=== PROBLEM STATEMENT ===
Reproduce each line bearing the word "source".

=== PROVIDED MATERIAL ===
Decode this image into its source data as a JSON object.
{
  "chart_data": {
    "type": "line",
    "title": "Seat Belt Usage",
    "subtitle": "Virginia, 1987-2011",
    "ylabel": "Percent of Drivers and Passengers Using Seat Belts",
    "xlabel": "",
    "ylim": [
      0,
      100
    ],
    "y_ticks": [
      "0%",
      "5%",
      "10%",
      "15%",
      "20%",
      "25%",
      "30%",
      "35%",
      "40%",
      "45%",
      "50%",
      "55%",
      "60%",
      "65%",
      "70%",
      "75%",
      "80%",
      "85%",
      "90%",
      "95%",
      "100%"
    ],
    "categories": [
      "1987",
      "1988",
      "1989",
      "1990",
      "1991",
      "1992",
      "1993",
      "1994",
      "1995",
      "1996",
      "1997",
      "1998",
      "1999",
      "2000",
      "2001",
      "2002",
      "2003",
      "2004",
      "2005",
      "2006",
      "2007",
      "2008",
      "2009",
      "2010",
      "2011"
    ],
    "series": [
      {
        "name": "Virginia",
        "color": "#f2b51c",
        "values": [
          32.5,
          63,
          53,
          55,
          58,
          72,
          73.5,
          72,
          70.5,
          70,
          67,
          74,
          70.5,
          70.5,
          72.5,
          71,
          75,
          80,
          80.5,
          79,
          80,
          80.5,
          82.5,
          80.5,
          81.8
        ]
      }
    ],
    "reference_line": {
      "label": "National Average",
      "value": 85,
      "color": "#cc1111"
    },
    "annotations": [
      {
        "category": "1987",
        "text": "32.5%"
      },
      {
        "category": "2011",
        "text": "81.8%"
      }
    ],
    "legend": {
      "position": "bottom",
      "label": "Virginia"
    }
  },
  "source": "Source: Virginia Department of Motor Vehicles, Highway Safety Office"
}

=== RIGHT ANSWER ===
Decode this image into its source data as a JSON object.
  "source": "Source: Virginia Department of Motor Vehicles, Highway Safety Office"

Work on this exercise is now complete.